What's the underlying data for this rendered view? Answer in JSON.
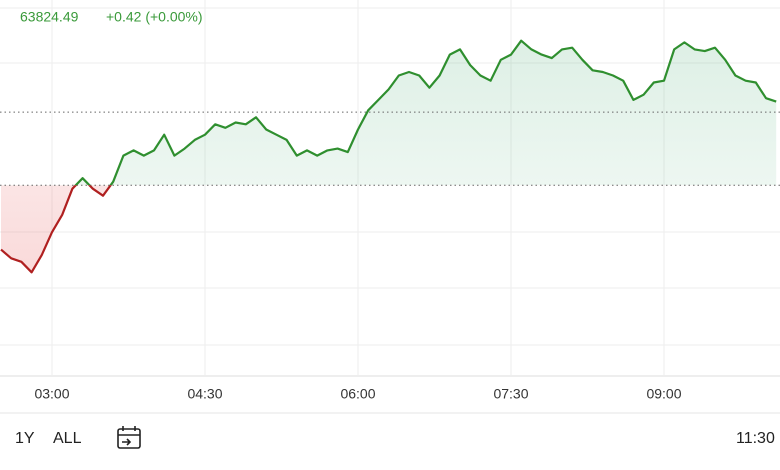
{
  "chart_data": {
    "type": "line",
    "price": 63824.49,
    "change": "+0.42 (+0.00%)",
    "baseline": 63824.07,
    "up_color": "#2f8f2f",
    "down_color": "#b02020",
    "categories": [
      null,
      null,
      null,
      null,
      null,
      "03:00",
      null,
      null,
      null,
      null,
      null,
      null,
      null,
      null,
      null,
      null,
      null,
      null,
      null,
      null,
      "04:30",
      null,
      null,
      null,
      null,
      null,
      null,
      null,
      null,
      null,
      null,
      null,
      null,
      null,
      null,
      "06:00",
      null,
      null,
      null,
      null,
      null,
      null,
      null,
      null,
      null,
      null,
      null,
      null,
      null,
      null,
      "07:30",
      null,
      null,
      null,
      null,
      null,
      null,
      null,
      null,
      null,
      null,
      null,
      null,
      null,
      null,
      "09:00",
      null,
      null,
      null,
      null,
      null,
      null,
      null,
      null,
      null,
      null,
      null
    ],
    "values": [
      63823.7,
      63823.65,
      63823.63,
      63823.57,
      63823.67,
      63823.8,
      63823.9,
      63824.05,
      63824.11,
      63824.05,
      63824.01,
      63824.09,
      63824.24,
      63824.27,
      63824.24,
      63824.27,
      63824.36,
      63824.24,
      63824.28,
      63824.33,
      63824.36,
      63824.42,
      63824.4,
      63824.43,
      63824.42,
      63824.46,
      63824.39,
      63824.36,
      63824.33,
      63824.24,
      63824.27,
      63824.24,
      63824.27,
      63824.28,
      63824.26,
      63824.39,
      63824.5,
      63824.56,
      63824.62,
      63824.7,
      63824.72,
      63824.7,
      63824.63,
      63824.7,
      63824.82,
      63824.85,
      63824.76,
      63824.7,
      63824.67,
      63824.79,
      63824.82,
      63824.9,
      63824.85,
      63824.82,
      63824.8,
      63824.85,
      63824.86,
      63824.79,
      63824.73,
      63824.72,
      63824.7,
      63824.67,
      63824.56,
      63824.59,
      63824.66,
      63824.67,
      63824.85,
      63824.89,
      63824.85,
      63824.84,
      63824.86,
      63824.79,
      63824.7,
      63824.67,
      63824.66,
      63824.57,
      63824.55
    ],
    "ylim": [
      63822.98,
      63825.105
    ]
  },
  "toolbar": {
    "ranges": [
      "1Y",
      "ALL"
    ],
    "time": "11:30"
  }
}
----------
**Task details**:
Quote the material word for word, dropping any images it holds.

**Full response**:
What's the underlying data for this rendered view? Answer in JSON.
{
  "chart_data": {
    "type": "line",
    "price": 63824.49,
    "change": "+0.42 (+0.00%)",
    "baseline": 63824.07,
    "up_color": "#2f8f2f",
    "down_color": "#b02020",
    "categories": [
      null,
      null,
      null,
      null,
      null,
      "03:00",
      null,
      null,
      null,
      null,
      null,
      null,
      null,
      null,
      null,
      null,
      null,
      null,
      null,
      null,
      "04:30",
      null,
      null,
      null,
      null,
      null,
      null,
      null,
      null,
      null,
      null,
      null,
      null,
      null,
      null,
      "06:00",
      null,
      null,
      null,
      null,
      null,
      null,
      null,
      null,
      null,
      null,
      null,
      null,
      null,
      null,
      "07:30",
      null,
      null,
      null,
      null,
      null,
      null,
      null,
      null,
      null,
      null,
      null,
      null,
      null,
      null,
      "09:00",
      null,
      null,
      null,
      null,
      null,
      null,
      null,
      null,
      null,
      null,
      null
    ],
    "values": [
      63823.7,
      63823.65,
      63823.63,
      63823.57,
      63823.67,
      63823.8,
      63823.9,
      63824.05,
      63824.11,
      63824.05,
      63824.01,
      63824.09,
      63824.24,
      63824.27,
      63824.24,
      63824.27,
      63824.36,
      63824.24,
      63824.28,
      63824.33,
      63824.36,
      63824.42,
      63824.4,
      63824.43,
      63824.42,
      63824.46,
      63824.39,
      63824.36,
      63824.33,
      63824.24,
      63824.27,
      63824.24,
      63824.27,
      63824.28,
      63824.26,
      63824.39,
      63824.5,
      63824.56,
      63824.62,
      63824.7,
      63824.72,
      63824.7,
      63824.63,
      63824.7,
      63824.82,
      63824.85,
      63824.76,
      63824.7,
      63824.67,
      63824.79,
      63824.82,
      63824.9,
      63824.85,
      63824.82,
      63824.8,
      63824.85,
      63824.86,
      63824.79,
      63824.73,
      63824.72,
      63824.7,
      63824.67,
      63824.56,
      63824.59,
      63824.66,
      63824.67,
      63824.85,
      63824.89,
      63824.85,
      63824.84,
      63824.86,
      63824.79,
      63824.7,
      63824.67,
      63824.66,
      63824.57,
      63824.55
    ],
    "ylim": [
      63822.98,
      63825.105
    ]
  },
  "toolbar": {
    "ranges": [
      "1Y",
      "ALL"
    ],
    "time": "11:30"
  }
}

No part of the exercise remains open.